:: Task to complete ::
Identify all lines below that hold "органа" and collect them.

:: Records for processing ::
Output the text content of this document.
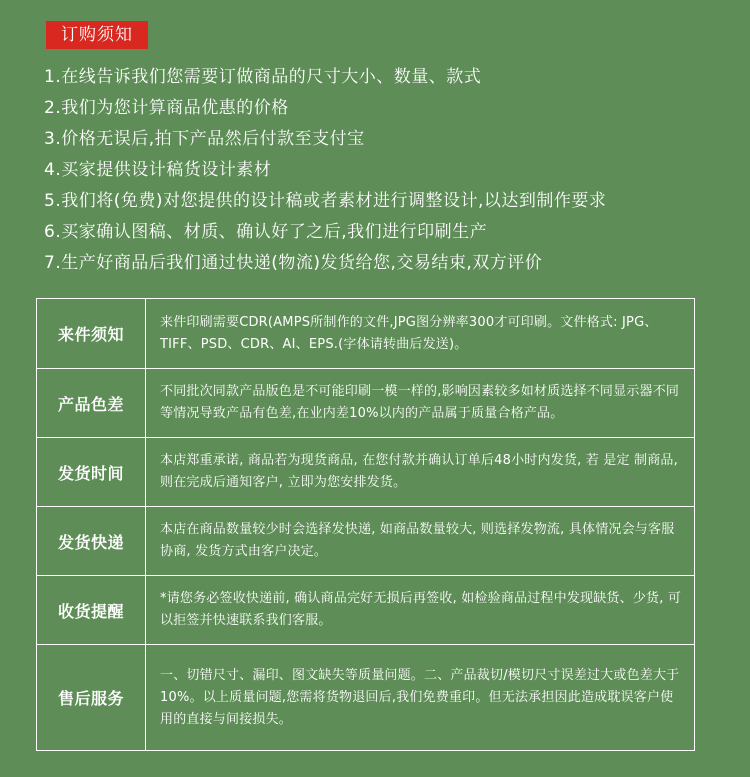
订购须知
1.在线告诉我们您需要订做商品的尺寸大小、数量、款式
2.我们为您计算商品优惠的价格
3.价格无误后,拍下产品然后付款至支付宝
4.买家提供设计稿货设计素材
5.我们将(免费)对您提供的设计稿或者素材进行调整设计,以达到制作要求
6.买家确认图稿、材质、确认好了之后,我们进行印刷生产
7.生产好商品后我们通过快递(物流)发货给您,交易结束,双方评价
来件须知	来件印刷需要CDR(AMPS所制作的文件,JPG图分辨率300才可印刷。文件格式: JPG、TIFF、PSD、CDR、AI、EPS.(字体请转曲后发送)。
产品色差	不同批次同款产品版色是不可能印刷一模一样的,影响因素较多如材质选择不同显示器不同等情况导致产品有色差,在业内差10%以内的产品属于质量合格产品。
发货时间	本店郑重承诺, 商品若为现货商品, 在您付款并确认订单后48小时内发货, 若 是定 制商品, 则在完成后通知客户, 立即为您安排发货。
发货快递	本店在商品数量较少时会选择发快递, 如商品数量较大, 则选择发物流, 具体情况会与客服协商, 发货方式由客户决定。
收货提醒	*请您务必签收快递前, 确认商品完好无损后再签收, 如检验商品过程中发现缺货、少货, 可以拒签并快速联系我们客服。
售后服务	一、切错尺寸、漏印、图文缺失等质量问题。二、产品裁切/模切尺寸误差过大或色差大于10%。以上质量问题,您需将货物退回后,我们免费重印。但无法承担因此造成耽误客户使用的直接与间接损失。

...

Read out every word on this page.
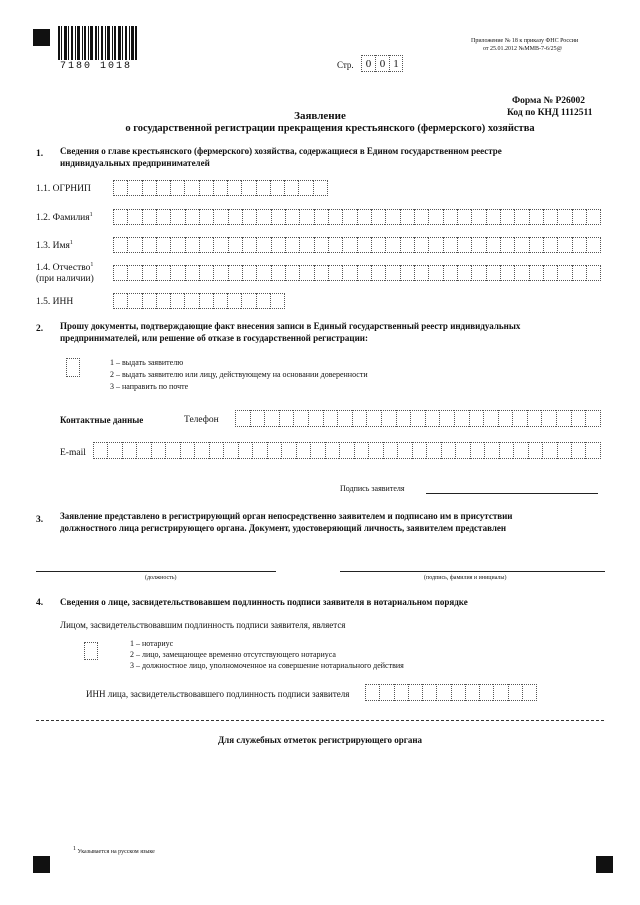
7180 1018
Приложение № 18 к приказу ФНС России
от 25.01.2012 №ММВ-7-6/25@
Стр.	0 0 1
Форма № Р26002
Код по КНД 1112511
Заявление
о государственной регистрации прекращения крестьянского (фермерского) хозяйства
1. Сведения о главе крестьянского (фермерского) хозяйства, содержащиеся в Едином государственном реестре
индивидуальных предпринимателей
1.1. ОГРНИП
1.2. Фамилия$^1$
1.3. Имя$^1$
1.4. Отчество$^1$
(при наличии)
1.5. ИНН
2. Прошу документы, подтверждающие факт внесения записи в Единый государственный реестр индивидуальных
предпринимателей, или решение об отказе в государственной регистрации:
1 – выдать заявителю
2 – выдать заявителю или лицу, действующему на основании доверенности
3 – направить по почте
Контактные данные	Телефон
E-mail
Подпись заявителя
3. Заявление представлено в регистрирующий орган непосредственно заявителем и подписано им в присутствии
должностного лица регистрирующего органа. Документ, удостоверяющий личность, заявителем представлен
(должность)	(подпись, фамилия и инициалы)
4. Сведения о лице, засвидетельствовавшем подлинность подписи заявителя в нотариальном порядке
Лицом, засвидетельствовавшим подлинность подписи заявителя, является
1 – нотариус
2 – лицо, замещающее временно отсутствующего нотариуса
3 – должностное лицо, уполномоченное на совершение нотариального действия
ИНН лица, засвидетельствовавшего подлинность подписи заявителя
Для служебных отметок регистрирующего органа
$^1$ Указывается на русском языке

:: Response for this exercise ::
должностного лица регистрирующего органа. Документ, удостоверяющий личность, заявителем представлен
Для служебных отметок регистрирующего органа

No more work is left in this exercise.